Il est facile de voir pourquoi j'appelle les deux premiers romans ceux de l'aube. La trajectoire est ascendante, il y a un point de départ précis mais la fin est ouverte. Le ton est jubilatoire, ironique, insouciant. Dans ceux du crépuscule au contraire, le héros est non pas vieux mais vieillissant, il a atteint le sommet de sa vie sociale et créative. La trajectoire du roman est une chute, vers la folie, l'isolement et l'impuissance. Et, tout au bout, la mort.

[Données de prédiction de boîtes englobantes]
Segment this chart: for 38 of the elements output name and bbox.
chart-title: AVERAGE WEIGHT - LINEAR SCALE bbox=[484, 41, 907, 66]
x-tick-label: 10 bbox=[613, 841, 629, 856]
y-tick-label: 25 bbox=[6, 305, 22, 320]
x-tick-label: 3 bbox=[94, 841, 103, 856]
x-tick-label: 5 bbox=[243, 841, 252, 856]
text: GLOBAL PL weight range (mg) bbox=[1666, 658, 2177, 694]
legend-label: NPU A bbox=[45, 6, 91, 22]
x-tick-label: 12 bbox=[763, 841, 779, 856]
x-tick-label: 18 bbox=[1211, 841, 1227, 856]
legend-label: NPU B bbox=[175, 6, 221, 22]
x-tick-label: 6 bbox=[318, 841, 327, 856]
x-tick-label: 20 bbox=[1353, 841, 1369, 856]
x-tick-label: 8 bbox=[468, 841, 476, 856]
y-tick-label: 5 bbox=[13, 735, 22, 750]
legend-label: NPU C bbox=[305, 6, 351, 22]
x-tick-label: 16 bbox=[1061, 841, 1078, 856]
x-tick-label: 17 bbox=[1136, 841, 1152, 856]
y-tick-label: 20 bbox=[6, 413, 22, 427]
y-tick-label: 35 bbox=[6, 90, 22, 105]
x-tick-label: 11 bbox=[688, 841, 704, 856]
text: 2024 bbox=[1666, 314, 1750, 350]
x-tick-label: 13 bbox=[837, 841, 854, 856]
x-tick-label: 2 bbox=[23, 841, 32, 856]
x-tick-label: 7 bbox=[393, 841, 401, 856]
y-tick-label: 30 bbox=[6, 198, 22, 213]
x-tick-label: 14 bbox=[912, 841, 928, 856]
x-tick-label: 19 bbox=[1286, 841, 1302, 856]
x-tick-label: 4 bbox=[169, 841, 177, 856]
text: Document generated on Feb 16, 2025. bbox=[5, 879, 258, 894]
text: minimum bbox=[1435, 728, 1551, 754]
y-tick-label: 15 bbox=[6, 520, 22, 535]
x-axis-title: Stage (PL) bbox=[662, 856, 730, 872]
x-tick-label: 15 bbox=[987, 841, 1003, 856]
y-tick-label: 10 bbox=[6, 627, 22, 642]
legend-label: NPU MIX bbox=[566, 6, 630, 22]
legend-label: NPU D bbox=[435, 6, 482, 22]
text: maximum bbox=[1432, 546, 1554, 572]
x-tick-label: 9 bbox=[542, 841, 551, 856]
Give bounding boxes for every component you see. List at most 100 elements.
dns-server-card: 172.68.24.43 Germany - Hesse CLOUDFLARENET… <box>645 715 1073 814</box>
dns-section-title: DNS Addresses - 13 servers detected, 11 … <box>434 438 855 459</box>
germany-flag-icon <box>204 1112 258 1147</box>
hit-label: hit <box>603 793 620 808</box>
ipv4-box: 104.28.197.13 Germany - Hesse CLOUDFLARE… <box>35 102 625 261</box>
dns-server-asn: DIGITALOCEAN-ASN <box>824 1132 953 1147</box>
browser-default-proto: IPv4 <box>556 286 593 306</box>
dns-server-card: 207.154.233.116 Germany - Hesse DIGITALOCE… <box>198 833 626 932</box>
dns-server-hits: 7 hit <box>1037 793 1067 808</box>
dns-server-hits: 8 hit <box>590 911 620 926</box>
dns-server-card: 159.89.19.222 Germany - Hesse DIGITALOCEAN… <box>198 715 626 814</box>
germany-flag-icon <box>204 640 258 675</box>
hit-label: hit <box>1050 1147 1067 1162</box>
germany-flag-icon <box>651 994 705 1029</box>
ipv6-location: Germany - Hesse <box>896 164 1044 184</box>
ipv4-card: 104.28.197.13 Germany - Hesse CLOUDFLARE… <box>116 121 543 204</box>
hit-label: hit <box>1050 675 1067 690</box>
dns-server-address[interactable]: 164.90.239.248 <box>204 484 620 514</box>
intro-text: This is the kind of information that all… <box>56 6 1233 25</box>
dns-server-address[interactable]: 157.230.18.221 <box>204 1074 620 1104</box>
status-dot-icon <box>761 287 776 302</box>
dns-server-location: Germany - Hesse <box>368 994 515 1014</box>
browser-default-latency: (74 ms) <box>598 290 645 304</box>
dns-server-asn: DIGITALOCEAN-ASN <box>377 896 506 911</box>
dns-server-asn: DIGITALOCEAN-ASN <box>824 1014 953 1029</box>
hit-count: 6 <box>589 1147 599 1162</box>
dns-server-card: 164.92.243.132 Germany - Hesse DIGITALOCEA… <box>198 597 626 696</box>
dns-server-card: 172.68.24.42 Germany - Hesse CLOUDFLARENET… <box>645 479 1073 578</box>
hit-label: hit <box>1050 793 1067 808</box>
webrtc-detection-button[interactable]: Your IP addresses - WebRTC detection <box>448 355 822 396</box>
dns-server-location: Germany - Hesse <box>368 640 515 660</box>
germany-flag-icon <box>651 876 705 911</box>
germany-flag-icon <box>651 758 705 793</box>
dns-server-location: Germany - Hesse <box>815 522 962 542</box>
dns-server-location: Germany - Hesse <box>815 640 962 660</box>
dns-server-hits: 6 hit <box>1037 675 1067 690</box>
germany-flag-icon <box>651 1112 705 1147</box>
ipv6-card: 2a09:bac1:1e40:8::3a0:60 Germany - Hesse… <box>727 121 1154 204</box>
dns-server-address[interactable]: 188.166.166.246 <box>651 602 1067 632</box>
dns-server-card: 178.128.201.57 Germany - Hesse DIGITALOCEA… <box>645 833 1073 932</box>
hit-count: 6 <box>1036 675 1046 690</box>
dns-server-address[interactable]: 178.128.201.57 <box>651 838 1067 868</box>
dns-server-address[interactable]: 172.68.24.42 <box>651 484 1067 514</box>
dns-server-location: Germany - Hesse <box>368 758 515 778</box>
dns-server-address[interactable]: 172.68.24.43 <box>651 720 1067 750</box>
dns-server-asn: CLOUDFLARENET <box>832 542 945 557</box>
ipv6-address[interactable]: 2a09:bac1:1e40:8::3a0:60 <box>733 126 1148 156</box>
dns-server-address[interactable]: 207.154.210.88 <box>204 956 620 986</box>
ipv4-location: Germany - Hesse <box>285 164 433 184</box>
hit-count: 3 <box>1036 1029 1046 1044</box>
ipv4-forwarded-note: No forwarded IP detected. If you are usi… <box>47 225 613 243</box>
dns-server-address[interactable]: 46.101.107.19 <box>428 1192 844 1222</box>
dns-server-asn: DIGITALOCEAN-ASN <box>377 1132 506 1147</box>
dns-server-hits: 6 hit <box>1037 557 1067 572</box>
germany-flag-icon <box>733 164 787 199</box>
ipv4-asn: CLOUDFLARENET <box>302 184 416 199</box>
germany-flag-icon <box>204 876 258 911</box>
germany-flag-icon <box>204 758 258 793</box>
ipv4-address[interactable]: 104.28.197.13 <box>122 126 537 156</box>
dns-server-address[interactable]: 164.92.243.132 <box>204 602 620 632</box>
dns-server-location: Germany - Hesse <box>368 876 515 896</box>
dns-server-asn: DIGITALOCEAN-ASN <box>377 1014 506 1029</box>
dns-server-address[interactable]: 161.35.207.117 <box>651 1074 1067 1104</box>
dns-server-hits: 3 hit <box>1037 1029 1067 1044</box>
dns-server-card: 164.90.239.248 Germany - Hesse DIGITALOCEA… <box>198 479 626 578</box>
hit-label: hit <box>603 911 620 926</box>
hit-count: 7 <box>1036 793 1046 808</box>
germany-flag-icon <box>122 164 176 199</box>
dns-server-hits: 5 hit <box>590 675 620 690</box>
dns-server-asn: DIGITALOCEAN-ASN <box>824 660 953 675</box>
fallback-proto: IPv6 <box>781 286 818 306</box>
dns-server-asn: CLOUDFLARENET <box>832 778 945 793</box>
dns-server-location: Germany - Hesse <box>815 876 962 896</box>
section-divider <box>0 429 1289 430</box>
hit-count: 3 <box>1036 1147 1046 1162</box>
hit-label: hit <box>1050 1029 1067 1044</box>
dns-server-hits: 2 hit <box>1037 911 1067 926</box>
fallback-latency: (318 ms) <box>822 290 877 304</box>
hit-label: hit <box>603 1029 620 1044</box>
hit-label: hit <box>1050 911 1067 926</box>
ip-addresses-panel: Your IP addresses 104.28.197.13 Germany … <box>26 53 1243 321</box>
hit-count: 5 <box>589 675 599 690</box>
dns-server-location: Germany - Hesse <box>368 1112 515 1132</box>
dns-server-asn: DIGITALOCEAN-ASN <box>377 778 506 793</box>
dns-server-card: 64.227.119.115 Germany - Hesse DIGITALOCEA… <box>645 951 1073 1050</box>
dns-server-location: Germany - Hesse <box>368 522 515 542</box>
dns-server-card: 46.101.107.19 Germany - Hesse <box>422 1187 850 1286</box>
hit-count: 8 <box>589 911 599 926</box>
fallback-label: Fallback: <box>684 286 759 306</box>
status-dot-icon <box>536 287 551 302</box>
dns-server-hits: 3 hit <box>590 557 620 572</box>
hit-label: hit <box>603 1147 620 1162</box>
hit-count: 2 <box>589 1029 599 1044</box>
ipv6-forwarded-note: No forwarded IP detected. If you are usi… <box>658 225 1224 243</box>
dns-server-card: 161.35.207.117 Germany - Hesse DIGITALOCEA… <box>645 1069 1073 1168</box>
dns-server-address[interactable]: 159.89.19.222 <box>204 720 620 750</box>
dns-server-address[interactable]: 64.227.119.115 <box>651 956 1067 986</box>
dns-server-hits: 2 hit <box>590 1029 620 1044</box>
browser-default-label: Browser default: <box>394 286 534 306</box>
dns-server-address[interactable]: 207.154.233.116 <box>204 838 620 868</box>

> _TRAVAIL DEMANDÉ_
A. Répondez aux questions suivantes à partir du texte sur les romans de l'aube et du crépuscule :
(i) Par quels trois adjectifs le ton des romans de l'aube est-il qualifié ?
(ii) Comment le héros des romans du crépuscule est-il décrit quant à son âge ?
(iii) Vers quoi la trajectoire des romans du crépuscule est-elle une chute ?
B. Reproduisez à l'identique un passage du texte sur les romans de l'aube et du crépuscule : commencez aux mots "Il est facile" et arrêtez-vous après les mots "bout, la mort.".
C. D'après le texte sur les romans de l'aube et du crépuscule, pourquoi les deux premiers romans sont-ils appelés ceux de l'aube ?

> _RÉPONSES ATTENDUES_
A.
(i) Jubilatoire, ironique, insouciant.
(ii) Il n'est pas vieux mais vieillissant.
(iii) Vers la folie, l'isolement et l'impuissance, et, tout au bout, la mort.

B.
Il est facile de voir pourquoi j'appelle les deux premiers romans ceux de l'aube. La trajectoire est ascendante, il y a un point de départ précis mais la fin est ouverte. Le ton est jubilatoire, ironique, insouciant. Dans ceux du crépuscule au contraire, le héros est non pas vieux mais vieillissant, il a atteint le sommet de sa vie sociale et créative. La trajectoire du roman est une chute, vers la folie, l'isolement et l'impuissance. Et, tout au bout, la mort.

C. Leur trajectoire est ascendante, avec un point de départ précis et une fin ouverte. Leur ton est jubilatoire, ironique et insouciant.